[Start of section]

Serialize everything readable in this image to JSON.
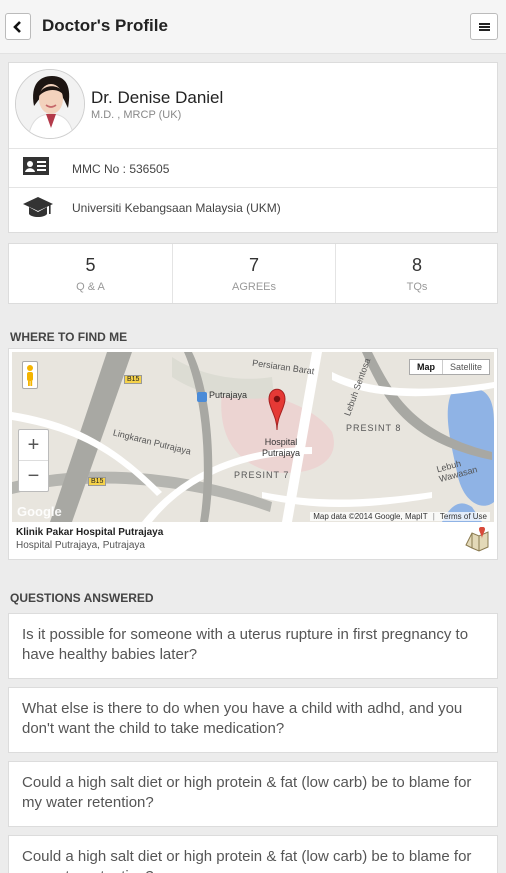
{
  "header": {
    "title": "Doctor's Profile",
    "back_icon": "chevron-left-icon",
    "menu_icon": "hamburger-menu-icon"
  },
  "profile": {
    "name": "Dr. Denise Daniel",
    "qualifications": "M.D. , MRCP (UK)",
    "mmc": "MMC No : 536505",
    "university": "Universiti Kebangsaan Malaysia (UKM)",
    "mmc_icon": "id-card-icon",
    "university_icon": "graduation-cap-icon"
  },
  "stats": [
    {
      "value": "5",
      "label": "Q & A"
    },
    {
      "value": "7",
      "label": "AGREEs"
    },
    {
      "value": "8",
      "label": "TQs"
    }
  ],
  "location": {
    "section_title": "WHERE TO FIND ME",
    "map_toggle": [
      "Map",
      "Satellite"
    ],
    "zoom_in": "+",
    "zoom_out": "−",
    "map_attribution": "Map data ©2014 Google, MapIT",
    "terms": "Terms of Use",
    "google_watermark": "Google",
    "map_labels": {
      "putrajaya": "Putrajaya",
      "hospital": "Hospital Putrajaya",
      "presint7": "PRESINT 7",
      "presint8": "PRESINT 8",
      "lingkaran": "Lingkaran Putrajaya",
      "persiaran": "Persiaran Barat",
      "sentosa": "Lebuh Sentosa",
      "wawasan": "Lebuh Wawasan",
      "b15a": "B15",
      "b15b": "B15"
    },
    "clinic_name": "Klinik Pakar Hospital Putrajaya",
    "clinic_address": "Hospital Putrajaya, Putrajaya",
    "directions_icon": "map-directions-icon"
  },
  "questions": {
    "section_title": "QUESTIONS ANSWERED",
    "items": [
      "Is it possible for someone with a uterus rupture in first pregnancy to have healthy babies later?",
      "What else is there to do when you have a child with adhd, and you don't want the child to take medication?",
      "Could a high salt diet or high protein & fat (low carb) be to blame for my water retention?",
      "Could a high salt diet or high protein & fat (low carb) be to blame for my water retention?"
    ]
  }
}
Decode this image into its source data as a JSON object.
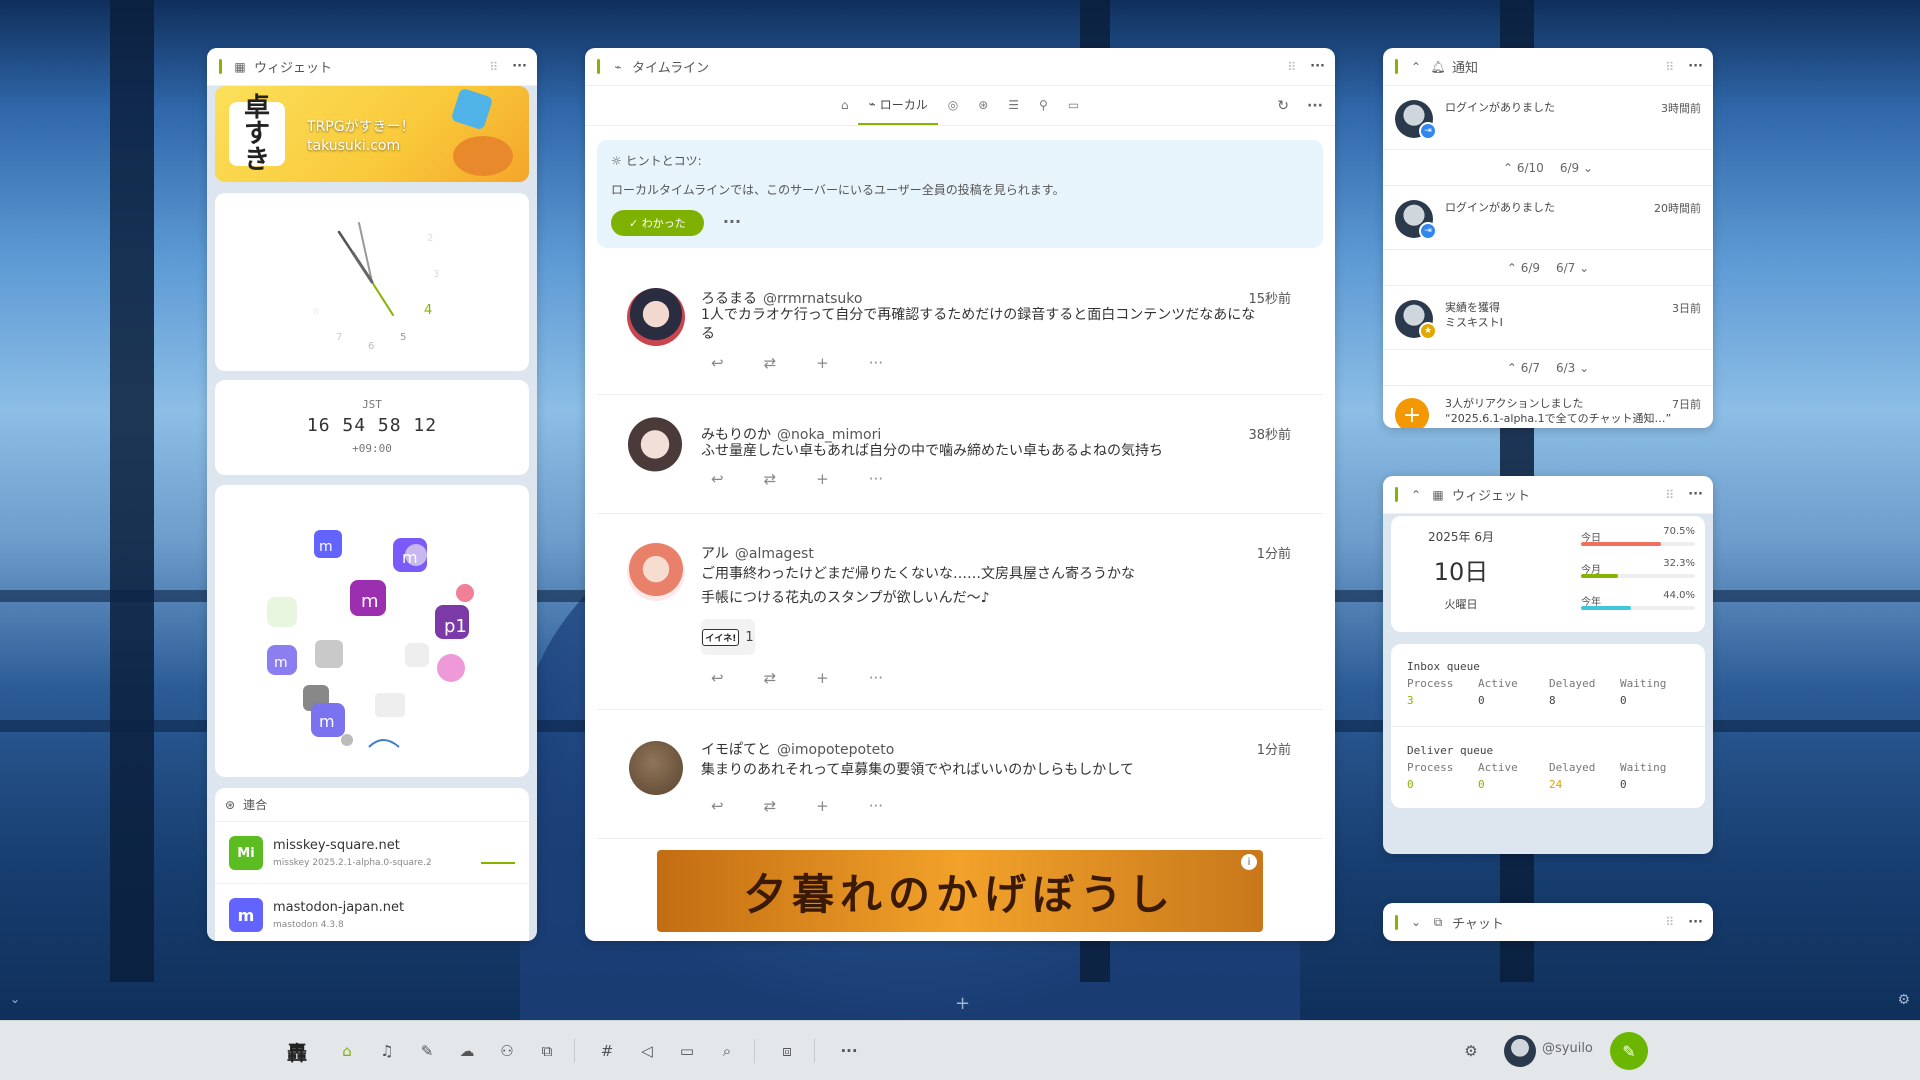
{
  "widgets_left": {
    "title": "ウィジェット",
    "banner_text": "TRPGがすきー！",
    "banner_url": "takusuki.com",
    "banner_logo": "卓すき",
    "clock_digital": {
      "zone": "JST",
      "time": "16 54 58 12",
      "offset": "+09:00"
    },
    "federation": {
      "title": "連合",
      "items": [
        {
          "host": "misskey-square.net",
          "software": "misskey 2025.2.1-alpha.0-square.2",
          "icon": "Mi"
        },
        {
          "host": "mastodon-japan.net",
          "software": "mastodon 4.3.8",
          "icon": "m"
        }
      ]
    }
  },
  "timeline": {
    "title": "タイムライン",
    "tabs": [
      "ローカル"
    ],
    "hint": {
      "title": "ヒントとコツ:",
      "body": "ローカルタイムラインでは、このサーバーにいるユーザー全員の投稿を見られます。",
      "button": "わかった"
    },
    "notes": [
      {
        "name": "ろるまる",
        "acct": "@rrmrnatsuko",
        "time": "15秒前",
        "text": "1人でカラオケ行って自分で再確認するためだけの録音すると面白コンテンツだなあにな\nる"
      },
      {
        "name": "みもりのか",
        "acct": "@noka_mimori",
        "time": "38秒前",
        "text": "ふせ量産したい卓もあれば自分の中で噛み締めたい卓もあるよねの気持ち"
      },
      {
        "name": "アル",
        "acct": "@almagest",
        "time": "1分前",
        "text": "ご用事終わったけどまだ帰りたくないな……文房具屋さん寄ろうかな",
        "text2": "手帳につける花丸のスタンプが欲しいんだ〜♪",
        "reaction": "イイネ!",
        "reaction_count": "1"
      },
      {
        "name": "イモぽてと",
        "acct": "@imopotepoteto",
        "time": "1分前",
        "text": "集まりのあれそれって卓募集の要領でやればいいのかしらもしかして"
      }
    ],
    "banner": "夕暮れのかげぼうし"
  },
  "notifications": {
    "title": "通知",
    "items": [
      {
        "text": "ログインがありました",
        "time": "3時間前",
        "badge": "login"
      },
      {
        "text": "ログインがありました",
        "time": "20時間前",
        "badge": "login"
      },
      {
        "text": "実績を獲得",
        "text2": "ミスキストⅠ",
        "time": "3日前",
        "badge": "achievement"
      },
      {
        "text": "3人がリアクションしました",
        "text2": "“2025.6.1-alpha.1で全てのチャット通知…”",
        "time": "7日前",
        "badge": "reaction"
      }
    ],
    "pagers": [
      {
        "prev": "6/10",
        "next": "6/9"
      },
      {
        "prev": "6/9",
        "next": "6/7"
      },
      {
        "prev": "6/7",
        "next": "6/3"
      }
    ]
  },
  "widgets_right": {
    "title": "ウィジェット",
    "calendar": {
      "year_month": "2025年 6月",
      "day": "10日",
      "weekday": "火曜日",
      "bars": [
        {
          "label": "今日",
          "value": "70.5%",
          "fraction": 0.705,
          "color": "#f07060"
        },
        {
          "label": "今月",
          "value": "32.3%",
          "fraction": 0.323,
          "color": "#86b300"
        },
        {
          "label": "今年",
          "value": "44.0%",
          "fraction": 0.44,
          "color": "#3fc6d8"
        }
      ]
    },
    "queues": [
      {
        "title": "Inbox queue",
        "headers": [
          "Process",
          "Active",
          "Delayed",
          "Waiting"
        ],
        "values": [
          "3",
          "0",
          "8",
          "0"
        ]
      },
      {
        "title": "Deliver queue",
        "headers": [
          "Process",
          "Active",
          "Delayed",
          "Waiting"
        ],
        "values": [
          "0",
          "0",
          "24",
          "0"
        ]
      }
    ]
  },
  "chat": {
    "title": "チャット"
  },
  "account": {
    "username": "@syuilo"
  },
  "colors": {
    "accent": "#86b300",
    "orange": "#f39800",
    "blue": "#2f87f0"
  }
}
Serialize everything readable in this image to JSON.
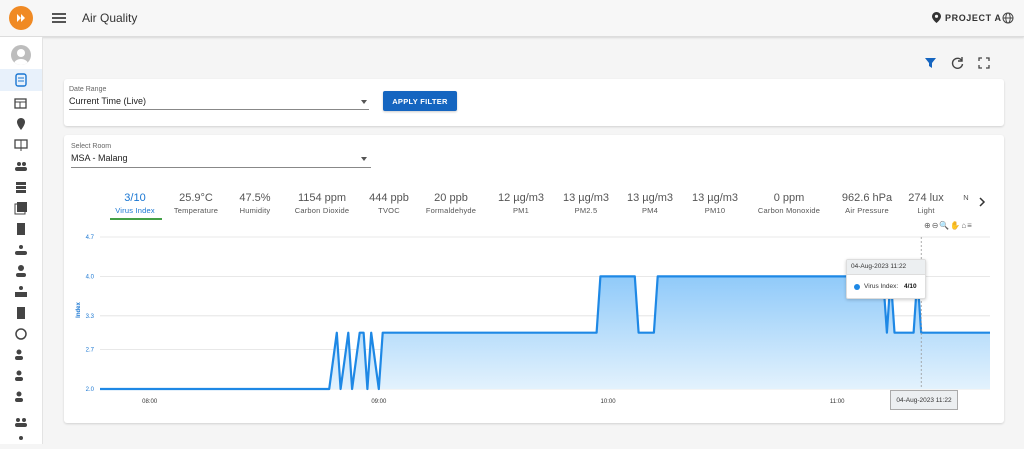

[End of section]

### To do
Leaving the pictures out, reproduce the entries above exactly.

### Solution below
Serialize everything readable in this image to JSON.
{
  "header": {
    "title": "Doctor's Profile",
    "back_icon": "chevron-left-icon",
    "menu_icon": "hamburger-menu-icon"
  },
  "profile": {
    "name": "Dr. Denise Daniel",
    "qualifications": "M.D. , MRCP (UK)",
    "mmc": "MMC No : 536505",
    "university": "Universiti Kebangsaan Malaysia (UKM)",
    "mmc_icon": "id-card-icon",
    "university_icon": "graduation-cap-icon"
  },
  "stats": [
    {
      "value": "5",
      "label": "Q & A"
    },
    {
      "value": "7",
      "label": "AGREEs"
    },
    {
      "value": "8",
      "label": "TQs"
    }
  ],
  "location": {
    "section_title": "WHERE TO FIND ME",
    "map_toggle": [
      "Map",
      "Satellite"
    ],
    "zoom_in": "+",
    "zoom_out": "−",
    "map_attribution": "Map data ©2014 Google, MapIT",
    "terms": "Terms of Use",
    "google_watermark": "Google",
    "map_labels": {
      "putrajaya": "Putrajaya",
      "hospital": "Hospital Putrajaya",
      "presint7": "PRESINT 7",
      "presint8": "PRESINT 8",
      "lingkaran": "Lingkaran Putrajaya",
      "persiaran": "Persiaran Barat",
      "sentosa": "Lebuh Sentosa",
      "wawasan": "Lebuh Wawasan",
      "b15a": "B15",
      "b15b": "B15"
    },
    "clinic_name": "Klinik Pakar Hospital Putrajaya",
    "clinic_address": "Hospital Putrajaya, Putrajaya",
    "directions_icon": "map-directions-icon"
  },
  "questions": {
    "section_title": "QUESTIONS ANSWERED",
    "items": [
      "Is it possible for someone with a uterus rupture in first pregnancy to have healthy babies later?",
      "What else is there to do when you have a child with adhd, and you don't want the child to take medication?",
      "Could a high salt diet or high protein & fat (low carb) be to blame for my water retention?",
      "Could a high salt diet or high protein & fat (low carb) be to blame for my water retention?"
    ]
  }
}
Decode this image into its source data as a JSON object.
{
  "widgets_left": {
    "title": "ウィジェット",
    "banner_text": "TRPGがすきー！",
    "banner_url": "takusuki.com",
    "banner_logo": "卓すき",
    "clock_digital": {
      "zone": "JST",
      "time": "16 54 58 12",
      "offset": "+09:00"
    },
    "federation": {
      "title": "連合",
      "items": [
        {
          "host": "misskey-square.net",
          "software": "misskey 2025.2.1-alpha.0-square.2",
          "icon": "Mi"
        },
        {
          "host": "mastodon-japan.net",
          "software": "mastodon 4.3.8",
          "icon": "m"
        }
      ]
    }
  },
  "timeline": {
    "title": "タイムライン",
    "tabs": [
      "ローカル"
    ],
    "hint": {
      "title": "ヒントとコツ:",
      "body": "ローカルタイムラインでは、このサーバーにいるユーザー全員の投稿を見られます。",
      "button": "わかった"
    },
    "notes": [
      {
        "name": "ろるまる",
        "acct": "@rrmrnatsuko",
        "time": "15秒前",
        "text": "1人でカラオケ行って自分で再確認するためだけの録音すると面白コンテンツだなあにな\nる"
      },
      {
        "name": "みもりのか",
        "acct": "@noka_mimori",
        "time": "38秒前",
        "text": "ふせ量産したい卓もあれば自分の中で噛み締めたい卓もあるよねの気持ち"
      },
      {
        "name": "アル",
        "acct": "@almagest",
        "time": "1分前",
        "text": "ご用事終わったけどまだ帰りたくないな……文房具屋さん寄ろうかな",
        "text2": "手帳につける花丸のスタンプが欲しいんだ〜♪",
        "reaction": "イイネ!",
        "reaction_count": "1"
      },
      {
        "name": "イモぽてと",
        "acct": "@imopotepoteto",
        "time": "1分前",
        "text": "集まりのあれそれって卓募集の要領でやればいいのかしらもしかして"
      }
    ],
    "banner": "夕暮れのかげぼうし"
  },
  "notifications": {
    "title": "通知",
    "items": [
      {
        "text": "ログインがありました",
        "time": "3時間前",
        "badge": "login"
      },
      {
        "text": "ログインがありました",
        "time": "20時間前",
        "badge": "login"
      },
      {
        "text": "実績を獲得",
        "text2": "ミスキストⅠ",
        "time": "3日前",
        "badge": "achievement"
      },
      {
        "text": "3人がリアクションしました",
        "text2": "“2025.6.1-alpha.1で全てのチャット通知…”",
        "time": "7日前",
        "badge": "reaction"
      }
    ],
    "pagers": [
      {
        "prev": "6/10",
        "next": "6/9"
      },
      {
        "prev": "6/9",
        "next": "6/7"
      },
      {
        "prev": "6/7",
        "next": "6/3"
      }
    ]
  },
  "widgets_right": {
    "title": "ウィジェット",
    "calendar": {
      "year_month": "2025年 6月",
      "day": "10日",
      "weekday": "火曜日",
      "bars": [
        {
          "label": "今日",
          "value": "70.5%",
          "fraction": 0.705,
          "color": "#f07060"
        },
        {
          "label": "今月",
          "value": "32.3%",
          "fraction": 0.323,
          "color": "#86b300"
        },
        {
          "label": "今年",
          "value": "44.0%",
          "fraction": 0.44,
          "color": "#3fc6d8"
        }
      ]
    },
    "queues": [
      {
        "title": "Inbox queue",
        "headers": [
          "Process",
          "Active",
          "Delayed",
          "Waiting"
        ],
        "values": [
          "3",
          "0",
          "8",
          "0"
        ]
      },
      {
        "title": "Deliver queue",
        "headers": [
          "Process",
          "Active",
          "Delayed",
          "Waiting"
        ],
        "values": [
          "0",
          "0",
          "24",
          "0"
        ]
      }
    ]
  },
  "chat": {
    "title": "チャット"
  },
  "account": {
    "username": "@syuilo"
  },
  "colors": {
    "accent": "#86b300",
    "orange": "#f39800",
    "blue": "#2f87f0"
  }
}
Serialize everything readable in this image to JSON.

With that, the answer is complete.